### Data for the task
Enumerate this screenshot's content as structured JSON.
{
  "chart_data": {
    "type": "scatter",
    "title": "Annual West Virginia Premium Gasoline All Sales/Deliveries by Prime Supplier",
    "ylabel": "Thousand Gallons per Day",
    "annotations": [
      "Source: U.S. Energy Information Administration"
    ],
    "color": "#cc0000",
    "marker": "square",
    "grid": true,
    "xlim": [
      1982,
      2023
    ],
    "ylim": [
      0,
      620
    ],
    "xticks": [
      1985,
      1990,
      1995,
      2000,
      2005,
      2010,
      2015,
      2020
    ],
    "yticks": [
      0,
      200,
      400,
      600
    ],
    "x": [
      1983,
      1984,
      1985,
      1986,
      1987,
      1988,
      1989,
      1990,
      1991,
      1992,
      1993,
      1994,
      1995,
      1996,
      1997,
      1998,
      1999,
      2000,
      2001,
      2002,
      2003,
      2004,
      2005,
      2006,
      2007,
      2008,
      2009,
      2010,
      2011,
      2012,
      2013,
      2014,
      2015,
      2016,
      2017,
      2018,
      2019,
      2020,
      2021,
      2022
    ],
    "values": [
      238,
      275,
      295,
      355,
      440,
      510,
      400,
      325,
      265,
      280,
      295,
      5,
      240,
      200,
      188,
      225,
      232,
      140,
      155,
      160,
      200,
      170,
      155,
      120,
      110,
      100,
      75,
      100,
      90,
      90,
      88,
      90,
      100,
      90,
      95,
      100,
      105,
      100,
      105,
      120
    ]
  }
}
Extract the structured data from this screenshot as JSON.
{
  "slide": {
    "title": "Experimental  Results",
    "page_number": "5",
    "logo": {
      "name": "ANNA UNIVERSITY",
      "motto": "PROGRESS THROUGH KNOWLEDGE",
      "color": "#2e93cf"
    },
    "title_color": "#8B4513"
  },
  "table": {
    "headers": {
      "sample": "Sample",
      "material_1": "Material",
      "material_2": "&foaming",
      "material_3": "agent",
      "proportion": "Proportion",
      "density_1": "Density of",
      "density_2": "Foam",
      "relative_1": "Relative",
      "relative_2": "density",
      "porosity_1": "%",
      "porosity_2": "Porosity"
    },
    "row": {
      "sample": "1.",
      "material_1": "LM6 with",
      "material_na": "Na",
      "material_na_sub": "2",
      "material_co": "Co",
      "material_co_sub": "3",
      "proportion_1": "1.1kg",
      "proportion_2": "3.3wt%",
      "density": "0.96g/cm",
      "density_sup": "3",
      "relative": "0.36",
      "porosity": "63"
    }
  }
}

### Directions for this task
Look above for lines with the word "JSON" and copy them all.

### Completed exercise
Enumerate this screenshot's content as structured JSON.
Extract the structured data from this screenshot as JSON.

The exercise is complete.